### Written problem:
Please rewrite the records below, changing "gate-percentage" to "gate-value" everywhere and leaving everything else as it is.
---- Working data
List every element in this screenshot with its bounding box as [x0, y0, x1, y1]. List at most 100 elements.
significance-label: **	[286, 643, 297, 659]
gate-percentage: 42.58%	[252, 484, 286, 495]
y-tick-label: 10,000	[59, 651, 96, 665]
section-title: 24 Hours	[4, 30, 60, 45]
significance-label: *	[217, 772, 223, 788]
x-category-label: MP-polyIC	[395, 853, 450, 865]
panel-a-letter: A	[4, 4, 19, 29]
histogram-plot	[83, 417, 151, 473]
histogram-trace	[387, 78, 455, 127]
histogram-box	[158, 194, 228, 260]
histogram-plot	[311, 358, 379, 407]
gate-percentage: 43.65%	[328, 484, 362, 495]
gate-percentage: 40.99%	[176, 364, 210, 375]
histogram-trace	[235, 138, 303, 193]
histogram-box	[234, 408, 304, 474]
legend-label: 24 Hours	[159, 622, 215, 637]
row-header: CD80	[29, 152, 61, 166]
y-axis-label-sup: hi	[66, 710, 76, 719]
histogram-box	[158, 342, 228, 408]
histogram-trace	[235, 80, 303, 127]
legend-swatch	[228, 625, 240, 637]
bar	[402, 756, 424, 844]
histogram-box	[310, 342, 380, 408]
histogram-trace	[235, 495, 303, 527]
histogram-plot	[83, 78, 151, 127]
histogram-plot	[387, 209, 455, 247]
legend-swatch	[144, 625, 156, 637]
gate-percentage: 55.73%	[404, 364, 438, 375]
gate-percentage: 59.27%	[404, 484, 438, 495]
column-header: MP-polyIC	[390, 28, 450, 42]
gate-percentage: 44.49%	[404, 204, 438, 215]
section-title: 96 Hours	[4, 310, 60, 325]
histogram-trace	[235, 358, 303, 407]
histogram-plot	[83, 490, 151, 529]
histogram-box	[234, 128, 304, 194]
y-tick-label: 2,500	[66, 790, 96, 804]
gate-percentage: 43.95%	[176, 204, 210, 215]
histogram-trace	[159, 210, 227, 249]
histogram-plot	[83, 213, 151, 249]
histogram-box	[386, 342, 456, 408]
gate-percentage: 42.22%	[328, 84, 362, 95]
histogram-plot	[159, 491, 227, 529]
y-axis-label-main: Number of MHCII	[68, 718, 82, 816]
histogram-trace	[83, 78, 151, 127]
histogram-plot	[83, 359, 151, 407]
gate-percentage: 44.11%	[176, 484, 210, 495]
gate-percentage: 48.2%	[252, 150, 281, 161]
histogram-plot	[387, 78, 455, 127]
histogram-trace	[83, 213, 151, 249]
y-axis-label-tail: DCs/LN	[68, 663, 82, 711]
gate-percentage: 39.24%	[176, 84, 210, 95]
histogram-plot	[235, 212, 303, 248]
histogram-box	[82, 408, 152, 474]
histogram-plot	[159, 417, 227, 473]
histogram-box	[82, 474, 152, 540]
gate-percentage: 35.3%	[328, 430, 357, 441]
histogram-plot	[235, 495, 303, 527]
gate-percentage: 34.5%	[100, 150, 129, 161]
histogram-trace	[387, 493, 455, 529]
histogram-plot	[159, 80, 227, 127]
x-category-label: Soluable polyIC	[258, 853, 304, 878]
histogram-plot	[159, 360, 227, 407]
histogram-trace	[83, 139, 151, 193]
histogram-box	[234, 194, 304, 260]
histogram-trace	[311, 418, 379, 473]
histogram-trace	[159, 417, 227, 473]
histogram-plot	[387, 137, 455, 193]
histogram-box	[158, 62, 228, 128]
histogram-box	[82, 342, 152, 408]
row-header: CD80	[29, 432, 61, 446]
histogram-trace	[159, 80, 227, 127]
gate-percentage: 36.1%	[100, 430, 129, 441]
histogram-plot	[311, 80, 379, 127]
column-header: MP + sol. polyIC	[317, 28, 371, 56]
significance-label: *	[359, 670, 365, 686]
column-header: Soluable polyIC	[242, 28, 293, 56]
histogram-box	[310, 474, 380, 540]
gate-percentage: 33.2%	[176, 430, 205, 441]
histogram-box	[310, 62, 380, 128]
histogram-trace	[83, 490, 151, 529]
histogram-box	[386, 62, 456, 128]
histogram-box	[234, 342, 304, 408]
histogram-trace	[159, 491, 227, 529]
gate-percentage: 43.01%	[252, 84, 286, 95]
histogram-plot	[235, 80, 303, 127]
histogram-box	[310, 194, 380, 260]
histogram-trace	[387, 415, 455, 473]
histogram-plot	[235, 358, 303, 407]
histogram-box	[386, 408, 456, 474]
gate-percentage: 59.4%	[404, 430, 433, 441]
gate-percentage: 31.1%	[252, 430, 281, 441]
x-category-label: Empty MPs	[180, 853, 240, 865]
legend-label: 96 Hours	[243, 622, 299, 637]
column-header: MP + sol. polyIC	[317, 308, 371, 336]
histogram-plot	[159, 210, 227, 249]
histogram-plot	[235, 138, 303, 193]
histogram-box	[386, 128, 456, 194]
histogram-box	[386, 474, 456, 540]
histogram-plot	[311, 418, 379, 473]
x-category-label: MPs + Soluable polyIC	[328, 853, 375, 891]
--------
### Solution to this exercise:
List every element in this screenshot with its bounding box as [x0, y0, x1, y1]. List at most 100 elements.
significance-label: **	[286, 643, 297, 659]
gate-value: 42.58%	[252, 484, 286, 495]
y-tick-label: 10,000	[59, 651, 96, 665]
section-title: 24 Hours	[4, 30, 60, 45]
significance-label: *	[217, 772, 223, 788]
x-category-label: MP-polyIC	[395, 853, 450, 865]
panel-a-letter: A	[4, 4, 19, 29]
histogram-plot	[83, 417, 151, 473]
histogram-trace	[387, 78, 455, 127]
histogram-box	[158, 194, 228, 260]
histogram-plot	[311, 358, 379, 407]
gate-value: 43.65%	[328, 484, 362, 495]
gate-value: 40.99%	[176, 364, 210, 375]
histogram-trace	[235, 138, 303, 193]
histogram-box	[234, 408, 304, 474]
legend-label: 24 Hours	[159, 622, 215, 637]
row-header: CD80	[29, 152, 61, 166]
y-axis-label-sup: hi	[66, 710, 76, 719]
histogram-box	[158, 342, 228, 408]
histogram-trace	[235, 80, 303, 127]
legend-swatch	[228, 625, 240, 637]
bar	[402, 756, 424, 844]
histogram-box	[310, 342, 380, 408]
histogram-trace	[235, 495, 303, 527]
histogram-plot	[83, 78, 151, 127]
histogram-plot	[387, 209, 455, 247]
legend-swatch	[144, 625, 156, 637]
gate-value: 55.73%	[404, 364, 438, 375]
gate-value: 59.27%	[404, 484, 438, 495]
column-header: MP-polyIC	[390, 28, 450, 42]
gate-value: 44.49%	[404, 204, 438, 215]
section-title: 96 Hours	[4, 310, 60, 325]
histogram-trace	[235, 358, 303, 407]
histogram-plot	[83, 490, 151, 529]
histogram-box	[234, 128, 304, 194]
y-tick-label: 2,500	[66, 790, 96, 804]
gate-value: 43.95%	[176, 204, 210, 215]
histogram-trace	[159, 210, 227, 249]
histogram-plot	[83, 213, 151, 249]
histogram-box	[386, 342, 456, 408]
gate-value: 42.22%	[328, 84, 362, 95]
histogram-plot	[159, 491, 227, 529]
y-axis-label-main: Number of MHCII	[68, 718, 82, 816]
histogram-trace	[83, 78, 151, 127]
histogram-plot	[83, 359, 151, 407]
gate-value: 44.11%	[176, 484, 210, 495]
gate-value: 48.2%	[252, 150, 281, 161]
histogram-plot	[387, 78, 455, 127]
histogram-trace	[83, 213, 151, 249]
y-axis-label-tail: DCs/LN	[68, 663, 82, 711]
gate-value: 39.24%	[176, 84, 210, 95]
histogram-plot	[235, 212, 303, 248]
histogram-box	[82, 408, 152, 474]
histogram-plot	[159, 417, 227, 473]
histogram-box	[82, 474, 152, 540]
gate-value: 35.3%	[328, 430, 357, 441]
histogram-plot	[235, 495, 303, 527]
gate-value: 34.5%	[100, 150, 129, 161]
histogram-trace	[387, 493, 455, 529]
histogram-plot	[159, 80, 227, 127]
x-category-label: Soluable polyIC	[258, 853, 304, 878]
histogram-plot	[159, 360, 227, 407]
histogram-trace	[83, 139, 151, 193]
histogram-box	[234, 194, 304, 260]
histogram-trace	[311, 418, 379, 473]
histogram-trace	[159, 417, 227, 473]
histogram-plot	[387, 137, 455, 193]
histogram-box	[158, 62, 228, 128]
histogram-box	[82, 342, 152, 408]
row-header: CD80	[29, 432, 61, 446]
histogram-trace	[159, 80, 227, 127]
gate-value: 36.1%	[100, 430, 129, 441]
histogram-plot	[311, 80, 379, 127]
column-header: MP + sol. polyIC	[317, 28, 371, 56]
significance-label: *	[359, 670, 365, 686]
column-header: Soluable polyIC	[242, 28, 293, 56]
histogram-box	[310, 474, 380, 540]
gate-value: 33.2%	[176, 430, 205, 441]
histogram-box	[310, 62, 380, 128]
histogram-trace	[83, 490, 151, 529]
histogram-box	[386, 62, 456, 128]
histogram-box	[234, 342, 304, 408]
histogram-trace	[159, 491, 227, 529]
gate-value: 43.01%	[252, 84, 286, 95]
histogram-plot	[235, 80, 303, 127]
histogram-box	[310, 194, 380, 260]
histogram-trace	[387, 415, 455, 473]
histogram-plot	[235, 358, 303, 407]
histogram-box	[386, 408, 456, 474]
gate-value: 59.4%	[404, 430, 433, 441]
gate-value: 31.1%	[252, 430, 281, 441]
x-category-label: Empty MPs	[180, 853, 240, 865]
legend-label: 96 Hours	[243, 622, 299, 637]
column-header: MP + sol. polyIC	[317, 308, 371, 336]
histogram-plot	[159, 210, 227, 249]
histogram-plot	[235, 138, 303, 193]
histogram-box	[386, 128, 456, 194]
histogram-box	[386, 474, 456, 540]
histogram-plot	[311, 418, 379, 473]
x-category-label: MPs + Soluable polyIC	[328, 853, 375, 891]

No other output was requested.